Identify all lines below that hold "فيصح" and collect them.

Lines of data
====

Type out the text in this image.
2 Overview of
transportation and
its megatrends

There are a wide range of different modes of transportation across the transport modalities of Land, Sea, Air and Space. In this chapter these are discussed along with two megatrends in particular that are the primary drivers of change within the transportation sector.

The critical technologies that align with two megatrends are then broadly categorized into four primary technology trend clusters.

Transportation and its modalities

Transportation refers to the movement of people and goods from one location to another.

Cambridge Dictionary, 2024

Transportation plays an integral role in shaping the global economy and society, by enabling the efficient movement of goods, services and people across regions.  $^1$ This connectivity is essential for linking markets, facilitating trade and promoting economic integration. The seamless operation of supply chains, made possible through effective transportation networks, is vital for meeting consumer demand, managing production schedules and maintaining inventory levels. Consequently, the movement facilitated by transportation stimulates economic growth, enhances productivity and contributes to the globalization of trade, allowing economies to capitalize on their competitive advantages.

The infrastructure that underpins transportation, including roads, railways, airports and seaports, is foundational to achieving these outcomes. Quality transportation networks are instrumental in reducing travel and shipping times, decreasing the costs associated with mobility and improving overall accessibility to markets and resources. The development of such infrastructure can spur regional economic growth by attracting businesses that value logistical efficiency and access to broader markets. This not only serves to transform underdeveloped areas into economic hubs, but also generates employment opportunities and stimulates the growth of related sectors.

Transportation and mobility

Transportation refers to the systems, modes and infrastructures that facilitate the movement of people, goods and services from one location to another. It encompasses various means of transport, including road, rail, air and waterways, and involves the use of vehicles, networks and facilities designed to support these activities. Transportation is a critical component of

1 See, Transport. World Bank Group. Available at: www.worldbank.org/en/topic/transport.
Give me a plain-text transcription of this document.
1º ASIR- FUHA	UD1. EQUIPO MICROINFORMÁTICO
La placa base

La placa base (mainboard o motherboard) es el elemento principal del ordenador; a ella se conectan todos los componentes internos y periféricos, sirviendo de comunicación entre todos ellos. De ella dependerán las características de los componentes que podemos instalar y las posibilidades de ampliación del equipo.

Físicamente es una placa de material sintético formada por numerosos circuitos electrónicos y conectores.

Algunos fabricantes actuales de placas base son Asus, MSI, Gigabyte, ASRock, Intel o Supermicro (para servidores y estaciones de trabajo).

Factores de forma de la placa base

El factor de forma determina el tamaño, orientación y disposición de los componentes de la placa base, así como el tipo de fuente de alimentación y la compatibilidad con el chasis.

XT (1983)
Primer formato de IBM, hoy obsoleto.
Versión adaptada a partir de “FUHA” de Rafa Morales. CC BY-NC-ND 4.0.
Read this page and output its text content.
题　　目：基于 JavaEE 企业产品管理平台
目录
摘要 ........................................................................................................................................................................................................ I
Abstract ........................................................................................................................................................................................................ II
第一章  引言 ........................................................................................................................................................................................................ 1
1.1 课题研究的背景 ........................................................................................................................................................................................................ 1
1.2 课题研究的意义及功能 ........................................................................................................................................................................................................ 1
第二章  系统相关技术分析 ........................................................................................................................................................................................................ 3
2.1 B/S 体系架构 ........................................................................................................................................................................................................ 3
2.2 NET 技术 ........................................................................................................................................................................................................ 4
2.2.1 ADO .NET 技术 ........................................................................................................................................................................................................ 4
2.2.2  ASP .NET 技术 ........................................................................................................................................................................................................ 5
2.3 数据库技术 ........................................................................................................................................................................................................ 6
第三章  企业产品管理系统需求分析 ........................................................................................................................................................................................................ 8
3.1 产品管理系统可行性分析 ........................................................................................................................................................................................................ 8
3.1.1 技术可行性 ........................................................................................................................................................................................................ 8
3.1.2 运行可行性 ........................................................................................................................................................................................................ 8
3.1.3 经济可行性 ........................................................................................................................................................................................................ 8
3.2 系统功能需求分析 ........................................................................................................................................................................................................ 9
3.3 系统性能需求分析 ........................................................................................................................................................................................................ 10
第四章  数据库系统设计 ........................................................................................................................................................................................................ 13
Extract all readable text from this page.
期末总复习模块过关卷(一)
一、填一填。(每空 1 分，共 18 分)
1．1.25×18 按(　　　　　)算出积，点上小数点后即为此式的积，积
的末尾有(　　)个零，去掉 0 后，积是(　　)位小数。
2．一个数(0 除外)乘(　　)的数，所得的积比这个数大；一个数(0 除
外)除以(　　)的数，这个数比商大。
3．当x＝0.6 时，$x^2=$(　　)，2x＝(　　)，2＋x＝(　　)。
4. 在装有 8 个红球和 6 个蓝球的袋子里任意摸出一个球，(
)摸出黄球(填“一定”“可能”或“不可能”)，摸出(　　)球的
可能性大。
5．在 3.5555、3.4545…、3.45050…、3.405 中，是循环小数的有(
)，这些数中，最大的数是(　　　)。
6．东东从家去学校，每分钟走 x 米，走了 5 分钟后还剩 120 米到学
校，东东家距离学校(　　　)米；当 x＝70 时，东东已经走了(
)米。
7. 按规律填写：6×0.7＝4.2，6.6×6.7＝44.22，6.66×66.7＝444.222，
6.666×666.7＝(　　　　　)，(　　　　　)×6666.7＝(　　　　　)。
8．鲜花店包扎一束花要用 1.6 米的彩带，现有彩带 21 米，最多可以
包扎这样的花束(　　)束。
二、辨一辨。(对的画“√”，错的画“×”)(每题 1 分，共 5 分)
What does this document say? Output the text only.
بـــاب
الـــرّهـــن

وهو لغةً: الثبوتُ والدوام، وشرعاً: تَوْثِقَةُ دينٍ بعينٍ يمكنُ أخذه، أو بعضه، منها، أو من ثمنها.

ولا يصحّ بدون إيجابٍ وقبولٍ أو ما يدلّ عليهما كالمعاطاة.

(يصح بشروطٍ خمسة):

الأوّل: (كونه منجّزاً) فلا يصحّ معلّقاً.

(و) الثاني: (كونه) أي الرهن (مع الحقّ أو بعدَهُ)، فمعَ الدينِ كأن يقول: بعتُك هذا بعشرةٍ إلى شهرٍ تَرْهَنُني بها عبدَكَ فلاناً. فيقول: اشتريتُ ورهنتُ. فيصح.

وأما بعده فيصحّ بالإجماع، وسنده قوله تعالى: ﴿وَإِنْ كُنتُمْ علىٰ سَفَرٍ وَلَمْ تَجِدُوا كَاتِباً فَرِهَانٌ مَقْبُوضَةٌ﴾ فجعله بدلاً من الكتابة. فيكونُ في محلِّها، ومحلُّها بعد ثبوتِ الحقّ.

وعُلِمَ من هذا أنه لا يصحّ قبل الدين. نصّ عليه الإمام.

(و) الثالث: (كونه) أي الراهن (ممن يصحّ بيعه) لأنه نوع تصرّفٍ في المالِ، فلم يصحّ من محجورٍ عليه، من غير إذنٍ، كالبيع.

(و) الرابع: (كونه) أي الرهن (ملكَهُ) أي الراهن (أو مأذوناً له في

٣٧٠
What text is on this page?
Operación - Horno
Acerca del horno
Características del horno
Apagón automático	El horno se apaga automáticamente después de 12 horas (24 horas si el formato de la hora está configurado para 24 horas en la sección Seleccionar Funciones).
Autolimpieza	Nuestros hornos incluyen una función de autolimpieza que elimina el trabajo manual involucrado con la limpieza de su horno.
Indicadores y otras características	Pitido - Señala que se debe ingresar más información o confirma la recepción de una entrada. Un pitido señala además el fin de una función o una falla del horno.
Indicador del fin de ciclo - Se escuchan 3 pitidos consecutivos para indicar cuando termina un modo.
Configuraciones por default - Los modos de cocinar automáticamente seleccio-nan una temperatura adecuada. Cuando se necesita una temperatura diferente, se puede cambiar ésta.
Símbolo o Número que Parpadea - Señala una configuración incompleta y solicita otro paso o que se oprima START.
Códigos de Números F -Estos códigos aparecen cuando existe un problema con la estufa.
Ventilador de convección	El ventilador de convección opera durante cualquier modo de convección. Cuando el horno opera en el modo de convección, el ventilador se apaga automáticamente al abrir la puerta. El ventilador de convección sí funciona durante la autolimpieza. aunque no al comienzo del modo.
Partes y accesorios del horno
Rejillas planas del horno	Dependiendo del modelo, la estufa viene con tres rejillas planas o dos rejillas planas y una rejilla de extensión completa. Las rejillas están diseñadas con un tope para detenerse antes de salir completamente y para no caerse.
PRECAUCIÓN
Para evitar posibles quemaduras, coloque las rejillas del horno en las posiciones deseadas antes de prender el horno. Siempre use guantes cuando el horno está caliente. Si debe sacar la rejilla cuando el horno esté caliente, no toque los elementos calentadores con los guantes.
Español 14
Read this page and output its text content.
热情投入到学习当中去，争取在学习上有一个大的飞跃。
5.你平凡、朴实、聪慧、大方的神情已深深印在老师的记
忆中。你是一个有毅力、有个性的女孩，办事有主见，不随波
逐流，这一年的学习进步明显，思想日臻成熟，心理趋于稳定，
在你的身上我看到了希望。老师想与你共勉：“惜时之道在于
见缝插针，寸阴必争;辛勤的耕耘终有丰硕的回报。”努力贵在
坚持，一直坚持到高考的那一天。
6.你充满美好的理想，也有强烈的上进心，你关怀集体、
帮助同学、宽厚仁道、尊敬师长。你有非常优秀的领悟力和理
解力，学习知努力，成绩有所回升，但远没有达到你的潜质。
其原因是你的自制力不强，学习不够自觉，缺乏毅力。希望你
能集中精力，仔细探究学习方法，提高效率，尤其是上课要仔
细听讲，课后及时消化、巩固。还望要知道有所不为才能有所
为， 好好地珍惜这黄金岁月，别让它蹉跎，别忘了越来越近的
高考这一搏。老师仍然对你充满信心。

====

» Answer for this exercise
(و) الثاني: (كونه) أي الرهن (مع الحقّ أو بعدَهُ)، فمعَ الدينِ كأن يقول: بعتُك هذا بعشرةٍ إلى شهرٍ تَرْهَنُني بها عبدَكَ فلاناً. فيقول: اشتريتُ ورهنتُ. فيصح.
وأما بعده فيصحّ بالإجماع، وسنده قوله تعالى: ﴿وَإِنْ كُنتُمْ علىٰ سَفَرٍ وَلَمْ تَجِدُوا كَاتِباً فَرِهَانٌ مَقْبُوضَةٌ﴾ فجعله بدلاً من الكتابة. فيكونُ في محلِّها، ومحلُّها بعد ثبوتِ الحقّ.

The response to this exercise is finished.